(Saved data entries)
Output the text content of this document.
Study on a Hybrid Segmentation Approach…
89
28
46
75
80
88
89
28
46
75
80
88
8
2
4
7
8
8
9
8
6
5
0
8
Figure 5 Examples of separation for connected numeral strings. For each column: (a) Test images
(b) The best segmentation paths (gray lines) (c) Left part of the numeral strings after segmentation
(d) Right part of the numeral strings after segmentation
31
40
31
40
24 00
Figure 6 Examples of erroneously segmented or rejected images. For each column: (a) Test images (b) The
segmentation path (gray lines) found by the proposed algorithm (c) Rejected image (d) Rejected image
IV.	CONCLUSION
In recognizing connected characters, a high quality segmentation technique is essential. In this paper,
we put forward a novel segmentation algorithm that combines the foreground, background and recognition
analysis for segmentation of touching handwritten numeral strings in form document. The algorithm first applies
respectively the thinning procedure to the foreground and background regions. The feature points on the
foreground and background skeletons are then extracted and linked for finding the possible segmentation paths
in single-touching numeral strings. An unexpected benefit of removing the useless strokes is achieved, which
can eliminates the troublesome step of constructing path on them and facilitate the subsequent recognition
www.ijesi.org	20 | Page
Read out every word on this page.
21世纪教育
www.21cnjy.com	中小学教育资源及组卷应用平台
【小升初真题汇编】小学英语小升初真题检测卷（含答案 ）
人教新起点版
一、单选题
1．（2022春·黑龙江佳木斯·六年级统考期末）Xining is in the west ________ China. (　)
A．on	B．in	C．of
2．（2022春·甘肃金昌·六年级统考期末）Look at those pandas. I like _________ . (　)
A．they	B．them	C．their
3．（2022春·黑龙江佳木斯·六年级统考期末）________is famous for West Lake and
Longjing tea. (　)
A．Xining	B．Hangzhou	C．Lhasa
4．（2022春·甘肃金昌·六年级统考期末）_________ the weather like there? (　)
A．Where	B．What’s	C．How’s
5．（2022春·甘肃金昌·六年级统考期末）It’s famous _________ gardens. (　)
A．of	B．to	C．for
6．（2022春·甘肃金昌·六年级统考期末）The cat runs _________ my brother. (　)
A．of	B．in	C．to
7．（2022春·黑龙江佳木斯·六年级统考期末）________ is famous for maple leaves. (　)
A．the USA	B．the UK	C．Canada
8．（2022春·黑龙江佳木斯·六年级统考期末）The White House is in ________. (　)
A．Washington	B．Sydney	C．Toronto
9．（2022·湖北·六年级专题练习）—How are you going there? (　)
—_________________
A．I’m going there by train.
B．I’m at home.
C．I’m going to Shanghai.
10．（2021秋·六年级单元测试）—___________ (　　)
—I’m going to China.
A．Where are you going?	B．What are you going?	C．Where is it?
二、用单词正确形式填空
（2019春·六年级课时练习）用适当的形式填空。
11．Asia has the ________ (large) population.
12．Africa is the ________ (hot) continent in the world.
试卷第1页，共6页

### SHORT PROBLEM
Pull out each record as written and restate it exactly.

### SOLUTION TO THIS EXERCISE
Output the text content of this document.
Study on a Hybrid Segmentation Approach…
89
28
46
75
80
88
89
28
46
75
80
88
8
2
4
7
8
8
9
8
6
5
0
8
Figure 5 Examples of separation for connected numeral strings. For each column: (a) Test images
(b) The best segmentation paths (gray lines) (c) Left part of the numeral strings after segmentation
(d) Right part of the numeral strings after segmentation
31
40
31
40
24 00
Figure 6 Examples of erroneously segmented or rejected images. For each column: (a) Test images (b) The
segmentation path (gray lines) found by the proposed algorithm (c) Rejected image (d) Rejected image
IV.	CONCLUSION
In recognizing connected characters, a high quality segmentation technique is essential. In this paper,
we put forward a novel segmentation algorithm that combines the foreground, background and recognition
analysis for segmentation of touching handwritten numeral strings in form document. The algorithm first applies
respectively the thinning procedure to the foreground and background regions. The feature points on the
foreground and background skeletons are then extracted and linked for finding the possible segmentation paths
in single-touching numeral strings. An unexpected benefit of removing the useless strokes is achieved, which
can eliminates the troublesome step of constructing path on them and facilitate the subsequent recognition
www.ijesi.org	20 | Page
Read out every word on this page.
21世纪教育
www.21cnjy.com	中小学教育资源及组卷应用平台
【小升初真题汇编】小学英语小升初真题检测卷（含答案 ）
人教新起点版
一、单选题
1．（2022春·黑龙江佳木斯·六年级统考期末）Xining is in the west ________ China. (　)
A．on	B．in	C．of
2．（2022春·甘肃金昌·六年级统考期末）Look at those pandas. I like _________ . (　)
A．they	B．them	C．their
3．（2022春·黑龙江佳木斯·六年级统考期末）________is famous for West Lake and
Longjing tea. (　)
A．Xining	B．Hangzhou	C．Lhasa
4．（2022春·甘肃金昌·六年级统考期末）_________ the weather like there? (　)
A．Where	B．What’s	C．How’s
5．（2022春·甘肃金昌·六年级统考期末）It’s famous _________ gardens. (　)
A．of	B．to	C．for
6．（2022春·甘肃金昌·六年级统考期末）The cat runs _________ my brother. (　)
A．of	B．in	C．to
7．（2022春·黑龙江佳木斯·六年级统考期末）________ is famous for maple leaves. (　)
A．the USA	B．the UK	C．Canada
8．（2022春·黑龙江佳木斯·六年级统考期末）The White House is in ________. (　)
A．Washington	B．Sydney	C．Toronto
9．（2022·湖北·六年级专题练习）—How are you going there? (　)
—_________________
A．I’m going there by train.
B．I’m at home.
C．I’m going to Shanghai.
10．（2021秋·六年级单元测试）—___________ (　　)
—I’m going to China.
A．Where are you going?	B．What are you going?	C．Where is it?
二、用单词正确形式填空
（2019春·六年级课时练习）用适当的形式填空。
11．Asia has the ________ (large) population.
12．Africa is the ________ (hot) continent in the world.
试卷第1页，共6页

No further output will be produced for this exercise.